• _EXERCISE REQUIREMENTS_: Copy the rows below word for word, beginning with the first row and stopping after the one that contains "menu-item-home[interactable]: HomeFront Page▾".

• _ENTRIES SUPPLIED_:
---

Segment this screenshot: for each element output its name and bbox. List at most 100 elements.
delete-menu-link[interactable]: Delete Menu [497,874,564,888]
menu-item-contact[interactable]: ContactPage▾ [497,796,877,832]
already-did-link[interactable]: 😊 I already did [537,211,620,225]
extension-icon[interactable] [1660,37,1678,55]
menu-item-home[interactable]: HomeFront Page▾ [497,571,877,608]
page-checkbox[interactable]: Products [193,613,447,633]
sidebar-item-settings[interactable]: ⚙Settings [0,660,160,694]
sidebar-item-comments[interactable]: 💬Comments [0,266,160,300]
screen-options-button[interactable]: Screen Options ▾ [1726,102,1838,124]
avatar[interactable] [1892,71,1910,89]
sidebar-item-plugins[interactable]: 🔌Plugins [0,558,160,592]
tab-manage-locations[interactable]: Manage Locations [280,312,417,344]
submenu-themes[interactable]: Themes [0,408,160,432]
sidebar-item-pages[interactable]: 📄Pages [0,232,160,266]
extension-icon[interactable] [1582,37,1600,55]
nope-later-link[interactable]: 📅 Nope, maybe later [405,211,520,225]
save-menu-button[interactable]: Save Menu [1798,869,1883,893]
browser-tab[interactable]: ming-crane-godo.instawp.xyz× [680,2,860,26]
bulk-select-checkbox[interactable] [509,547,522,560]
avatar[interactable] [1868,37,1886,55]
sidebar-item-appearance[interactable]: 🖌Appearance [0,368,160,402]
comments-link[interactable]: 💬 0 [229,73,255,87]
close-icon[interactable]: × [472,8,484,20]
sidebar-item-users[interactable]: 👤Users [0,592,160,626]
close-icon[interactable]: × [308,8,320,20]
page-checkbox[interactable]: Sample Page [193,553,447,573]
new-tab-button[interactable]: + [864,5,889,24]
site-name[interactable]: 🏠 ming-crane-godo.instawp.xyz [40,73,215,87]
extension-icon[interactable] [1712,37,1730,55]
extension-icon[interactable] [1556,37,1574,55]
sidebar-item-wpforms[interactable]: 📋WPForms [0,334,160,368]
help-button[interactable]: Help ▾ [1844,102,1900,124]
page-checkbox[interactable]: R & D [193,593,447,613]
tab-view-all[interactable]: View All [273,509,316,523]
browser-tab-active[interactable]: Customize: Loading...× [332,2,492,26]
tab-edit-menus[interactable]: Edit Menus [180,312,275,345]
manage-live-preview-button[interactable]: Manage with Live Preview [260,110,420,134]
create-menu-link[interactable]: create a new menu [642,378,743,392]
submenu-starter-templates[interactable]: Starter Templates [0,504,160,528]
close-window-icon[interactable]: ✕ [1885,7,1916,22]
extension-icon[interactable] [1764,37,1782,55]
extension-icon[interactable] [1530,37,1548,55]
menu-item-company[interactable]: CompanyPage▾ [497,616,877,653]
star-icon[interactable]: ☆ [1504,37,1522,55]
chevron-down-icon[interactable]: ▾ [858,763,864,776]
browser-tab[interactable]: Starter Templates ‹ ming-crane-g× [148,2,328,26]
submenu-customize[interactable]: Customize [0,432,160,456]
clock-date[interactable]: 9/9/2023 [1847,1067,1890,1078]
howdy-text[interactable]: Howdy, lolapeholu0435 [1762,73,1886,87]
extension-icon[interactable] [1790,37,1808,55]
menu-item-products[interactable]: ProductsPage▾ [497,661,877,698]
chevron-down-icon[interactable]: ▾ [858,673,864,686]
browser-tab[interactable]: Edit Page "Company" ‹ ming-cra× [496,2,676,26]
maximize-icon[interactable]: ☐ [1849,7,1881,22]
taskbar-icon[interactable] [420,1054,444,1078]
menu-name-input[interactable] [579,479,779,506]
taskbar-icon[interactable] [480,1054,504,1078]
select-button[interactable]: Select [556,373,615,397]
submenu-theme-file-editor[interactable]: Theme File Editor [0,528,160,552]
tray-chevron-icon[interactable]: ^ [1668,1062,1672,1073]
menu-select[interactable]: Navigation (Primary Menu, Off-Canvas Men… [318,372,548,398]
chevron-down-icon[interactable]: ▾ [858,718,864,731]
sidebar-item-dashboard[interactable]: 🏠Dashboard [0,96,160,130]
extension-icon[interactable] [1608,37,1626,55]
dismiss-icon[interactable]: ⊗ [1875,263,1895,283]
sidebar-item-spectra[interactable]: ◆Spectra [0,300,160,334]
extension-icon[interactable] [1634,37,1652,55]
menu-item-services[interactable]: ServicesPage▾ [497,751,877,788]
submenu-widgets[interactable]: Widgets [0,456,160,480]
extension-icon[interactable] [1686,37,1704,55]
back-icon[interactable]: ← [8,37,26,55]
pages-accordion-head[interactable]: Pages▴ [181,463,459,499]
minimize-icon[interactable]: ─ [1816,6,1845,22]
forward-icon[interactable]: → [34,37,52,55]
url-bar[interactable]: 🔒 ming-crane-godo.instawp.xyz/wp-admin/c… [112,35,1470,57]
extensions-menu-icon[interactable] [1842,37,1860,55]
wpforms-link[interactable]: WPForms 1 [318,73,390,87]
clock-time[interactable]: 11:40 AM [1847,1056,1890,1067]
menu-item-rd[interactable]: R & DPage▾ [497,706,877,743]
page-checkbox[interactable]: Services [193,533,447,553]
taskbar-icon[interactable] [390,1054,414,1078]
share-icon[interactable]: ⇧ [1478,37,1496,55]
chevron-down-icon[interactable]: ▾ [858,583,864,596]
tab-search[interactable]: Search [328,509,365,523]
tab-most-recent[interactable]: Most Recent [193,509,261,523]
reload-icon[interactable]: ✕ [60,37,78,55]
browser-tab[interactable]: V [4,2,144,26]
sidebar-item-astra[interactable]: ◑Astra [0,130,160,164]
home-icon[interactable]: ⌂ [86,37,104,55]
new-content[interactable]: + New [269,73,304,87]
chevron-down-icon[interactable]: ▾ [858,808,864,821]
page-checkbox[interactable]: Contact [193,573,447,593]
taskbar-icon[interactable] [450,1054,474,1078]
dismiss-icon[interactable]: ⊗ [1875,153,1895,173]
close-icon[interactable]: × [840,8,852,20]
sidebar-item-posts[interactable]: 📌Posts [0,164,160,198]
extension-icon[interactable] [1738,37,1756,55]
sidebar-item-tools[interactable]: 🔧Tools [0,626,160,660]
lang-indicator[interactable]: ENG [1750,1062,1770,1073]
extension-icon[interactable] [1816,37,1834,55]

---

• _RESULT OF THIS EXERCISE_:
Segment this screenshot: for each element output its name and bbox. List at most 100 elements.
delete-menu-link[interactable]: Delete Menu [497,874,564,888]
menu-item-contact[interactable]: ContactPage▾ [497,796,877,832]
already-did-link[interactable]: 😊 I already did [537,211,620,225]
extension-icon[interactable] [1660,37,1678,55]
menu-item-home[interactable]: HomeFront Page▾ [497,571,877,608]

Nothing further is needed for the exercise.